** WHAT TO WORK ON **
Copy the podcast text below, starting at "The Blacknight Podcast" and stopping after "18:54; 11MB; MP3.", and switch "scams" to "online fraud".

** EXCERPTED TEXT **
┏━━
The Blacknight Podcast is marking Safer Internet Day this week, with a special episode about scams and internet crime. Our guest is Detective Inspector Mel Smyth from the Garda Economic Crime Bureau in Harcourt Square, Dublin.
Click on the player below to play the podcast, or download it here: 18:54; 11MB; MP3.
The Garda Economic Crime Bureau investigates serious economic crime, bribery and corruption. As business and finance are increasingly reliant on technology, financial crime is often cyber-enabled crime.
Inspector Smyth explains advance-fee fraud, where criminals pose as a legitimate business, often as moneylenders, to lure people who are vulnerable and desperate. People who contact these bogus businesses are quickly told that they have been approved for a loan but that that they will have to pay some fees first, and maybe the first installment up-front, for example. Then the ‘lending company’ goes dark. “It’s a scam”, he explains. “You never get your loan”.
He advises people who are in financial trouble to contact the Money Advice and Budgetting Service (MABS), and not to engage with online lenders without checking them out on the Central Bank website, which operates a register of authorised firms, and also publishes details on unauthorised operators that have been reported to it.
Typically these gangs are outside the jurisdiction.
“It makes it very difficult to prosecute them. While we will follow that money and we will follow the investigation and, if it’s in Europe we would have some chance of getting down to the suspect at the end of the day. But I’m also very interested in the prevention and the disruption aspect of this and, if people are aware of this possibility that their bank accounts could be emptied if they click on links on an email, text or SMS that would bring them to where they are giving away their bank account, then less Irish citizens will become victims of this fraud.”
┗━━
** PROVIDED INFORMATION **
┏━━
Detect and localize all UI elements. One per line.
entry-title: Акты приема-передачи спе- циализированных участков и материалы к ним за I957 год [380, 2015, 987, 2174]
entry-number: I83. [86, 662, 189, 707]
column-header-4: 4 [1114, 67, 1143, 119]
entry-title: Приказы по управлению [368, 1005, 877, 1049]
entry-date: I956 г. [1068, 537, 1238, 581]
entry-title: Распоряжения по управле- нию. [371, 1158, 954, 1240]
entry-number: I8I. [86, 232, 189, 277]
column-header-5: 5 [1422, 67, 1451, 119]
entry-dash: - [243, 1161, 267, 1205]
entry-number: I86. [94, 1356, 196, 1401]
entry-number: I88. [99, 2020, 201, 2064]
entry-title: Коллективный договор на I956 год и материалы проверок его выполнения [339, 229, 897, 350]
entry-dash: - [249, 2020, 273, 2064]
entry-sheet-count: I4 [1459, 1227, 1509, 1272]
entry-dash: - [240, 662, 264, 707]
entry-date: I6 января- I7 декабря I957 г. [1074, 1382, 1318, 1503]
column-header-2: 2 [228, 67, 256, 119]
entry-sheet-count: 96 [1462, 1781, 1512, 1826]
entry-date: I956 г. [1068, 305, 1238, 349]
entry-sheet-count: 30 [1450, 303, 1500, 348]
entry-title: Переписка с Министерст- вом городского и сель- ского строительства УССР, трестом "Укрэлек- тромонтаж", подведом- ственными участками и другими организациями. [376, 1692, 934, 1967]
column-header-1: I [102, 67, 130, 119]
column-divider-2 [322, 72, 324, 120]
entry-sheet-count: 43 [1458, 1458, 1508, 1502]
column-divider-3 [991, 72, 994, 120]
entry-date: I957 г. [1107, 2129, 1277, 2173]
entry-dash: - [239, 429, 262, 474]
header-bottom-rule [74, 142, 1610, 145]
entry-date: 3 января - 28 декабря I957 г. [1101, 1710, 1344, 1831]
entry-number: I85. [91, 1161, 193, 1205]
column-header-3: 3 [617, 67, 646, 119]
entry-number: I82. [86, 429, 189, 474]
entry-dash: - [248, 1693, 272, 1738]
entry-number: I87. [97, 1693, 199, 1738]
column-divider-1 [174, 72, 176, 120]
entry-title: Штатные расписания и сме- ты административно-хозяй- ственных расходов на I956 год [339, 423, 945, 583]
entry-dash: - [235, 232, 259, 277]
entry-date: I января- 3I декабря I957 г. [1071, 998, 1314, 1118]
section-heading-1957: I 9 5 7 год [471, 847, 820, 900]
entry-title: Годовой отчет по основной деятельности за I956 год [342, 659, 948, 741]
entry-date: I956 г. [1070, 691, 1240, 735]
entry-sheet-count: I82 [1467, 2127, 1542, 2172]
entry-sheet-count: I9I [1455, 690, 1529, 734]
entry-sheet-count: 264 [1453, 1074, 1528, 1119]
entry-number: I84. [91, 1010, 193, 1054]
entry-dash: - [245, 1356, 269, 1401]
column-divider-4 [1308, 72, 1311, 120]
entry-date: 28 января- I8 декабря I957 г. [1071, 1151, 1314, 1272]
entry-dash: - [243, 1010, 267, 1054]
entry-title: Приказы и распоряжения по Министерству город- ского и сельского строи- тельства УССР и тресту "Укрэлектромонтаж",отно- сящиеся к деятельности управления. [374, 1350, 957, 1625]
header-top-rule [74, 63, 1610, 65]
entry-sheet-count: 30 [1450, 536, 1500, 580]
┗━━
** WRITTEN ANSWER **
The Blacknight Podcast is marking Safer Internet Day this week, with a special episode about online fraud and internet crime. Our guest is Detective Inspector Mel Smyth from the Garda Economic Crime Bureau in Harcourt Square, Dublin.
Click on the player below to play the podcast, or download it here: 18:54; 11MB; MP3.